# Exercise
Return all lines with the word "name" in them.

◆ ◆ ◆ ◆ ◆

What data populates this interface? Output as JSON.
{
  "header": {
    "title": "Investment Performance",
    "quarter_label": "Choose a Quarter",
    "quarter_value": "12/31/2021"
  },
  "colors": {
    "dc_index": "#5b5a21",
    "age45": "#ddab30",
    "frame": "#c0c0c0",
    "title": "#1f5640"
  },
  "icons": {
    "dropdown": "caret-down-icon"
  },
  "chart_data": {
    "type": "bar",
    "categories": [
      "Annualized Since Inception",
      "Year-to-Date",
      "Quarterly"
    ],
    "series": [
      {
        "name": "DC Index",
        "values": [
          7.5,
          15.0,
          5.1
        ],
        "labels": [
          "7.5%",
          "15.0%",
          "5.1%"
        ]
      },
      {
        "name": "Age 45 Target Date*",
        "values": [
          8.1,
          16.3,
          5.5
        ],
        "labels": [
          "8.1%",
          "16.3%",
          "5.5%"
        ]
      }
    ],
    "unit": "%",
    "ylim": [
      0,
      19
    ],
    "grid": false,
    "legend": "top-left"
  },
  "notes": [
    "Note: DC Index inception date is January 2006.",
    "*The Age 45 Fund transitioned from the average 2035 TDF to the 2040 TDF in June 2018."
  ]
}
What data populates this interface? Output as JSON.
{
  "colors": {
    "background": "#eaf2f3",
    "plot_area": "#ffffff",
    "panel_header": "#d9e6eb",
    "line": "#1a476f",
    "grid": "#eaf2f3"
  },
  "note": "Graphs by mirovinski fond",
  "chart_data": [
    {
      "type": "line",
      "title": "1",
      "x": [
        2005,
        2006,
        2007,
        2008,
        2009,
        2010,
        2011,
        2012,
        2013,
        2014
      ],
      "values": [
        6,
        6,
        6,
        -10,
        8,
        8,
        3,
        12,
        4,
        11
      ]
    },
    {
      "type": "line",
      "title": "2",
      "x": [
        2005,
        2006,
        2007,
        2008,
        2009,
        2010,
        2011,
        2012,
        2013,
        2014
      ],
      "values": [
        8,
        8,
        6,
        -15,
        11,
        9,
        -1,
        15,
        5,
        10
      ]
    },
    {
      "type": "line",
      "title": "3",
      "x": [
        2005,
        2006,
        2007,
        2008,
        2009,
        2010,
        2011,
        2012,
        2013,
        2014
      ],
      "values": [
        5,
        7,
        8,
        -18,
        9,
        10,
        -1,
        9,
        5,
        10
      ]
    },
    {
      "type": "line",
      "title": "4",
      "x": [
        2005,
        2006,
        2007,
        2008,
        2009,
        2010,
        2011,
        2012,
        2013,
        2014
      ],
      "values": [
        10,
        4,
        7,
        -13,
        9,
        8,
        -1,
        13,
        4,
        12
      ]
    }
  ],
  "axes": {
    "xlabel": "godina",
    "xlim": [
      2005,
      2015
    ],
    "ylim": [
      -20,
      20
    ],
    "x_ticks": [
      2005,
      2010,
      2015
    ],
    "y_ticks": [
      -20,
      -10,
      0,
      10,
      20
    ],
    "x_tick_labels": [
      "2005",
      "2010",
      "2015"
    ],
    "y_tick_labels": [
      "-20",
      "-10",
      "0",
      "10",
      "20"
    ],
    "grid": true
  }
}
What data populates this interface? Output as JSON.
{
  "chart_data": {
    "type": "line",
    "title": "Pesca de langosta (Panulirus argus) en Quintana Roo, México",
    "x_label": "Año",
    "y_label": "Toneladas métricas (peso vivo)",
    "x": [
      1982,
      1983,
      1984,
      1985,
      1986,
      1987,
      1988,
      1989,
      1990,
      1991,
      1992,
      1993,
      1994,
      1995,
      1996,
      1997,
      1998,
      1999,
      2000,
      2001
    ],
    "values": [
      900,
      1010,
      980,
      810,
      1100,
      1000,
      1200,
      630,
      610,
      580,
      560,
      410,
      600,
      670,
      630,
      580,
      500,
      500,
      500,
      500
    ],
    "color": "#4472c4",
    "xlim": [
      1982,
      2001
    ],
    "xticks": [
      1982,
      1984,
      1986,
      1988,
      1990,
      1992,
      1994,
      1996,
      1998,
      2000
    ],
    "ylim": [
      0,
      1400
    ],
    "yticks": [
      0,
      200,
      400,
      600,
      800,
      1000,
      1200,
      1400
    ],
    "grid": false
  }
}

◆ ◆ ◆ ◆ ◆

# Task output
        "name": "DC Index",
        "name": "Age 45 Target Date*",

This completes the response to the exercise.